- Recorded information:
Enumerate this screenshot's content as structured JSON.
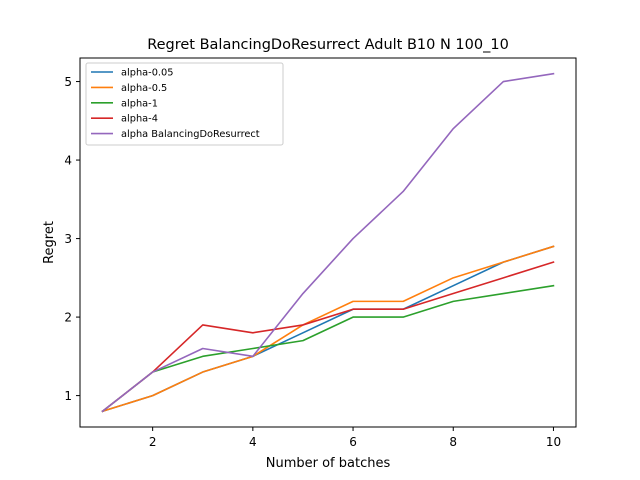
{
  "chart_data": {
    "type": "line",
    "title": "Regret BalancingDoResurrect Adult B10 N 100_10",
    "xlabel": "Number of batches",
    "ylabel": "Regret",
    "xlim": [
      0.55,
      10.45
    ],
    "ylim": [
      0.6,
      5.3
    ],
    "xticks": [
      2,
      4,
      6,
      8,
      10
    ],
    "yticks": [
      1,
      2,
      3,
      4,
      5
    ],
    "legend_position": "top-left",
    "x": [
      1,
      2,
      3,
      4,
      5,
      6,
      7,
      8,
      9,
      10
    ],
    "series": [
      {
        "name": "alpha-0.05",
        "color": "#1f77b4",
        "values": [
          0.8,
          1.0,
          1.3,
          1.5,
          1.8,
          2.1,
          2.1,
          2.4,
          2.7,
          2.9
        ]
      },
      {
        "name": "alpha-0.5",
        "color": "#ff7f0e",
        "values": [
          0.8,
          1.0,
          1.3,
          1.5,
          1.9,
          2.2,
          2.2,
          2.5,
          2.7,
          2.9
        ]
      },
      {
        "name": "alpha-1",
        "color": "#2ca02c",
        "values": [
          0.8,
          1.3,
          1.5,
          1.6,
          1.7,
          2.0,
          2.0,
          2.2,
          2.3,
          2.4
        ]
      },
      {
        "name": "alpha-4",
        "color": "#d62728",
        "values": [
          0.8,
          1.3,
          1.9,
          1.8,
          1.9,
          2.1,
          2.1,
          2.3,
          2.5,
          2.7
        ]
      },
      {
        "name": "alpha BalancingDoResurrect",
        "color": "#9467bd",
        "values": [
          0.8,
          1.3,
          1.6,
          1.5,
          2.3,
          3.0,
          3.6,
          4.4,
          5.0,
          5.1
        ]
      }
    ]
  }
}
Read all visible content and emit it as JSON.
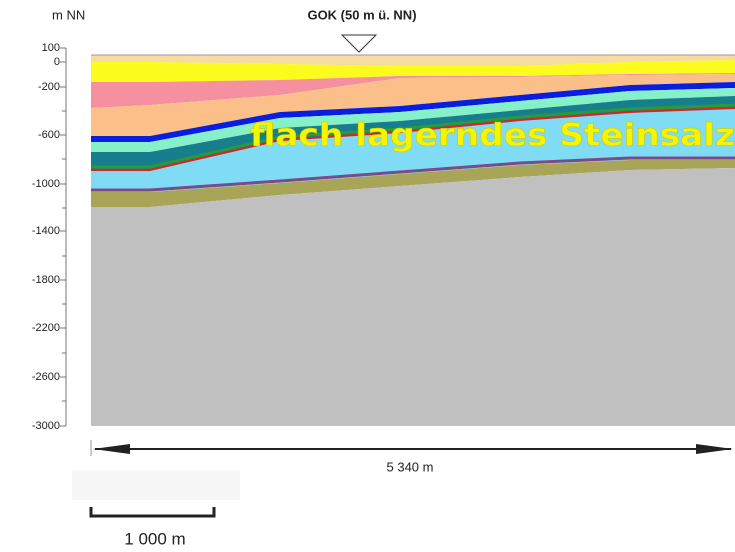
{
  "axis": {
    "unit": "m NN",
    "ticks": [
      "100",
      "0",
      "-200",
      "-600",
      "-1000",
      "-1400",
      "-1800",
      "-2200",
      "-2600",
      "-3000"
    ]
  },
  "surface_label": "GOK (50 m ü. NN)",
  "annotation": "flach lagerndes Steinsalz",
  "width_label": "5 340 m",
  "scale_label": "1 000 m"
}
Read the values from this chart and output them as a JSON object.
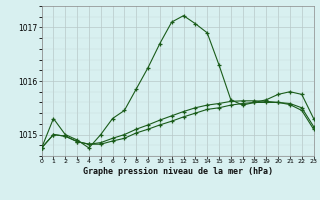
{
  "title": "Graphe pression niveau de la mer (hPa)",
  "background_color": "#d8f0f0",
  "grid_major_color": "#b8c8c8",
  "grid_minor_color": "#c8d8d8",
  "line_color": "#1a5c1a",
  "xlim": [
    0,
    23
  ],
  "ylim": [
    1014.6,
    1017.4
  ],
  "yticks": [
    1015,
    1016,
    1017
  ],
  "line1_y": [
    1014.75,
    1015.3,
    1015.0,
    1014.9,
    1014.75,
    1015.0,
    1015.3,
    1015.45,
    1015.85,
    1016.25,
    1016.7,
    1017.1,
    1017.22,
    1017.07,
    1016.9,
    1016.3,
    1015.65,
    1015.55,
    1015.6,
    1015.65,
    1015.75,
    1015.8,
    1015.75,
    1015.3
  ],
  "line2_y": [
    1014.75,
    1015.0,
    1014.97,
    1014.87,
    1014.82,
    1014.82,
    1014.88,
    1014.93,
    1015.03,
    1015.1,
    1015.18,
    1015.25,
    1015.33,
    1015.4,
    1015.47,
    1015.5,
    1015.55,
    1015.58,
    1015.6,
    1015.6,
    1015.6,
    1015.58,
    1015.5,
    1015.15
  ],
  "line3_y": [
    1014.75,
    1015.0,
    1014.97,
    1014.87,
    1014.82,
    1014.85,
    1014.93,
    1015.0,
    1015.1,
    1015.18,
    1015.27,
    1015.35,
    1015.43,
    1015.5,
    1015.55,
    1015.58,
    1015.62,
    1015.63,
    1015.63,
    1015.62,
    1015.6,
    1015.56,
    1015.45,
    1015.1
  ]
}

- Written exercise: Pictures excluded, quote all the data above exactly.

- Reply:
Enumerate this screenshot's content as structured JSON.
{
  "chart_data": {
    "type": "line",
    "title": "Regret BalancingDoResurrect Adult B10 N 100_10",
    "xlabel": "Number of batches",
    "ylabel": "Regret",
    "xlim": [
      0.55,
      10.45
    ],
    "ylim": [
      0.6,
      5.3
    ],
    "xticks": [
      2,
      4,
      6,
      8,
      10
    ],
    "yticks": [
      1,
      2,
      3,
      4,
      5
    ],
    "legend_position": "top-left",
    "x": [
      1,
      2,
      3,
      4,
      5,
      6,
      7,
      8,
      9,
      10
    ],
    "series": [
      {
        "name": "alpha-0.05",
        "color": "#1f77b4",
        "values": [
          0.8,
          1.0,
          1.3,
          1.5,
          1.8,
          2.1,
          2.1,
          2.4,
          2.7,
          2.9
        ]
      },
      {
        "name": "alpha-0.5",
        "color": "#ff7f0e",
        "values": [
          0.8,
          1.0,
          1.3,
          1.5,
          1.9,
          2.2,
          2.2,
          2.5,
          2.7,
          2.9
        ]
      },
      {
        "name": "alpha-1",
        "color": "#2ca02c",
        "values": [
          0.8,
          1.3,
          1.5,
          1.6,
          1.7,
          2.0,
          2.0,
          2.2,
          2.3,
          2.4
        ]
      },
      {
        "name": "alpha-4",
        "color": "#d62728",
        "values": [
          0.8,
          1.3,
          1.9,
          1.8,
          1.9,
          2.1,
          2.1,
          2.3,
          2.5,
          2.7
        ]
      },
      {
        "name": "alpha BalancingDoResurrect",
        "color": "#9467bd",
        "values": [
          0.8,
          1.3,
          1.6,
          1.5,
          2.3,
          3.0,
          3.6,
          4.4,
          5.0,
          5.1
        ]
      }
    ]
  }
}
Read all visible content and emit it as JSON.
{
  "axis": {
    "unit": "m NN",
    "ticks": [
      "100",
      "0",
      "-200",
      "-600",
      "-1000",
      "-1400",
      "-1800",
      "-2200",
      "-2600",
      "-3000"
    ]
  },
  "surface_label": "GOK (50 m ü. NN)",
  "annotation": "flach lagerndes Steinsalz",
  "width_label": "5 340 m",
  "scale_label": "1 000 m"
}
Read the values from this chart and output them as a JSON object.
{
  "title": "Graphe pression niveau de la mer (hPa)",
  "background_color": "#d8f0f0",
  "grid_major_color": "#b8c8c8",
  "grid_minor_color": "#c8d8d8",
  "line_color": "#1a5c1a",
  "xlim": [
    0,
    23
  ],
  "ylim": [
    1014.6,
    1017.4
  ],
  "yticks": [
    1015,
    1016,
    1017
  ],
  "line1_y": [
    1014.75,
    1015.3,
    1015.0,
    1014.9,
    1014.75,
    1015.0,
    1015.3,
    1015.45,
    1015.85,
    1016.25,
    1016.7,
    1017.1,
    1017.22,
    1017.07,
    1016.9,
    1016.3,
    1015.65,
    1015.55,
    1015.6,
    1015.65,
    1015.75,
    1015.8,
    1015.75,
    1015.3
  ],
  "line2_y": [
    1014.75,
    1015.0,
    1014.97,
    1014.87,
    1014.82,
    1014.82,
    1014.88,
    1014.93,
    1015.03,
    1015.1,
    1015.18,
    1015.25,
    1015.33,
    1015.4,
    1015.47,
    1015.5,
    1015.55,
    1015.58,
    1015.6,
    1015.6,
    1015.6,
    1015.58,
    1015.5,
    1015.15
  ],
  "line3_y": [
    1014.75,
    1015.0,
    1014.97,
    1014.87,
    1014.82,
    1014.85,
    1014.93,
    1015.0,
    1015.1,
    1015.18,
    1015.27,
    1015.35,
    1015.43,
    1015.5,
    1015.55,
    1015.58,
    1015.62,
    1015.63,
    1015.63,
    1015.62,
    1015.6,
    1015.56,
    1015.45,
    1015.1
  ]
}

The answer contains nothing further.